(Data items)
◆ ◆ ◆ ◆ ◆ ◆ ◆

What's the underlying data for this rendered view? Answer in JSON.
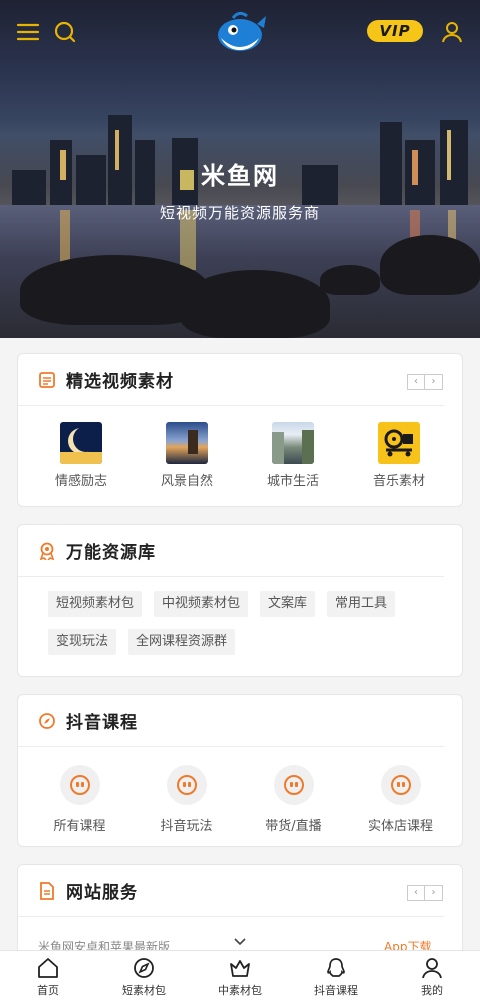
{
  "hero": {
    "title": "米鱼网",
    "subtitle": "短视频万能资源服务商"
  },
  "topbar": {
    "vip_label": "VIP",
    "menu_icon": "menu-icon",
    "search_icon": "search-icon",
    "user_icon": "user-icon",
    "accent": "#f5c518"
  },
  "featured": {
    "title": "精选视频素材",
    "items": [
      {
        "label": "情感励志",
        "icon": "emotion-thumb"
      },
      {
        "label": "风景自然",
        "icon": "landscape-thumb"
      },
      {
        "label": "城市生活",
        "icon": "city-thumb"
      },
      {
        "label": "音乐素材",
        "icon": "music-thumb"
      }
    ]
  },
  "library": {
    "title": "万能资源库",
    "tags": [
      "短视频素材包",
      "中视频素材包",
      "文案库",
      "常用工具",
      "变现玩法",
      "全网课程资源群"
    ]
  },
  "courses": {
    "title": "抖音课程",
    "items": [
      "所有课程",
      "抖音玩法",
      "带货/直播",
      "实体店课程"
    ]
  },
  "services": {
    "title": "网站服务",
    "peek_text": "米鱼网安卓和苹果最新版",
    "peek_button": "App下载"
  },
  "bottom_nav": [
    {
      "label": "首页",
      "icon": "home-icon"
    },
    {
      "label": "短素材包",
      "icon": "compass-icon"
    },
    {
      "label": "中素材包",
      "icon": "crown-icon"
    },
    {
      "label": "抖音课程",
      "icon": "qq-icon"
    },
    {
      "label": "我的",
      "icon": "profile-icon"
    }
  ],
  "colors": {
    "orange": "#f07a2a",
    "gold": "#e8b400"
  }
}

◆ ◆ ◆ ◆ ◆ ◆ ◆

Identify every line where the string "icon" appears.

Finished exercise
    "menu_icon": "menu-icon",
    "search_icon": "search-icon",
    "user_icon": "user-icon",
        "icon": "emotion-thumb"
        "icon": "landscape-thumb"
        "icon": "city-thumb"
        "icon": "music-thumb"
      "icon": "home-icon"
      "icon": "compass-icon"
      "icon": "crown-icon"
      "icon": "qq-icon"
      "icon": "profile-icon"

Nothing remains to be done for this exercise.